▸ EXERCISE DETAILS
Only the number is wanted: count the lines in the data with "structured" in them.

** Begin **

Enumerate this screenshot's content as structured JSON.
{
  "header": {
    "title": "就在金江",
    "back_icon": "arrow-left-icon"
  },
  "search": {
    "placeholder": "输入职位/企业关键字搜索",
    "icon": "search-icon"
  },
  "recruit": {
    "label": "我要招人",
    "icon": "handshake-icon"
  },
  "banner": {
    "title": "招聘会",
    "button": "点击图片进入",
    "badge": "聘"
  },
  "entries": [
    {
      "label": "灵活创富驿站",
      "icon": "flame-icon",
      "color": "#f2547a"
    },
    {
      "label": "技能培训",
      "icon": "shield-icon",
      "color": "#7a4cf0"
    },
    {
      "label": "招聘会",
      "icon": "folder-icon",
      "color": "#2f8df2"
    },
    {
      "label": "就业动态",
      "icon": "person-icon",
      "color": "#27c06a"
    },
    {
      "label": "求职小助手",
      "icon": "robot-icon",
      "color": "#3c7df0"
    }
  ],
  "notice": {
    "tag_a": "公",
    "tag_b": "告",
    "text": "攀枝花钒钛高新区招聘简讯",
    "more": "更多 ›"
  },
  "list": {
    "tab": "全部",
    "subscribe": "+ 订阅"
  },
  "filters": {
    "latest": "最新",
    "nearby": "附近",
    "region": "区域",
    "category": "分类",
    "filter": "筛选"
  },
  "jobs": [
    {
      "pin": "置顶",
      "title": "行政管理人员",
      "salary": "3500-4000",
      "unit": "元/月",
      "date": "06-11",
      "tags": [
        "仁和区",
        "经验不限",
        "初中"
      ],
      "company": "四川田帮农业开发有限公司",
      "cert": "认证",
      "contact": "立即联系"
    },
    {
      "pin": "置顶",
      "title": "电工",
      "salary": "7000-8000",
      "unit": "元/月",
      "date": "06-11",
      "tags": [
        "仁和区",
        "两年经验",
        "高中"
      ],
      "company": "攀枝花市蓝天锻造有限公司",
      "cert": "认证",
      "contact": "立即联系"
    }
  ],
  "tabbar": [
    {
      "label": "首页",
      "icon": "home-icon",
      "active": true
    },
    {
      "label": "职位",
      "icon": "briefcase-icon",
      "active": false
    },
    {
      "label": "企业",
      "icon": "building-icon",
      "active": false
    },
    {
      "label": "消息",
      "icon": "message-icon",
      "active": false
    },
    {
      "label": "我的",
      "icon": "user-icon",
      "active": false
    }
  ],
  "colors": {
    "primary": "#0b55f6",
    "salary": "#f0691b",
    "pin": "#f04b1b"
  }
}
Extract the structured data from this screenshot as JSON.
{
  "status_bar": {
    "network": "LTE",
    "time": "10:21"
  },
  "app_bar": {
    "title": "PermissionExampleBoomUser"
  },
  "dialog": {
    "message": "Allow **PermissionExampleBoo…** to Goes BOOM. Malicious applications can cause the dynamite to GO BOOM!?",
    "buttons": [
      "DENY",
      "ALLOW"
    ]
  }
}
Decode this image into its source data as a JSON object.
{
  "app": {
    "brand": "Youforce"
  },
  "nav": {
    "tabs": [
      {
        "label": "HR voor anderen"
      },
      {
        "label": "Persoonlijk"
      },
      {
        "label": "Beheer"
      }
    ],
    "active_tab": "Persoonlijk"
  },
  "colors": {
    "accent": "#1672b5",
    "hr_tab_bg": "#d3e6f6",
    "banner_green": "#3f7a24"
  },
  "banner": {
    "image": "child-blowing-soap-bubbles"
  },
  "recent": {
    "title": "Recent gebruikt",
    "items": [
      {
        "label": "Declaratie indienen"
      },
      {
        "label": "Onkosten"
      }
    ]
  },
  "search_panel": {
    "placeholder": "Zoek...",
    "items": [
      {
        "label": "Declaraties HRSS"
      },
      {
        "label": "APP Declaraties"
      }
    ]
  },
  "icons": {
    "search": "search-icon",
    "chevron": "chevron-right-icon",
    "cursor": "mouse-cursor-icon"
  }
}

** End **

▸ THE SOLUTION
2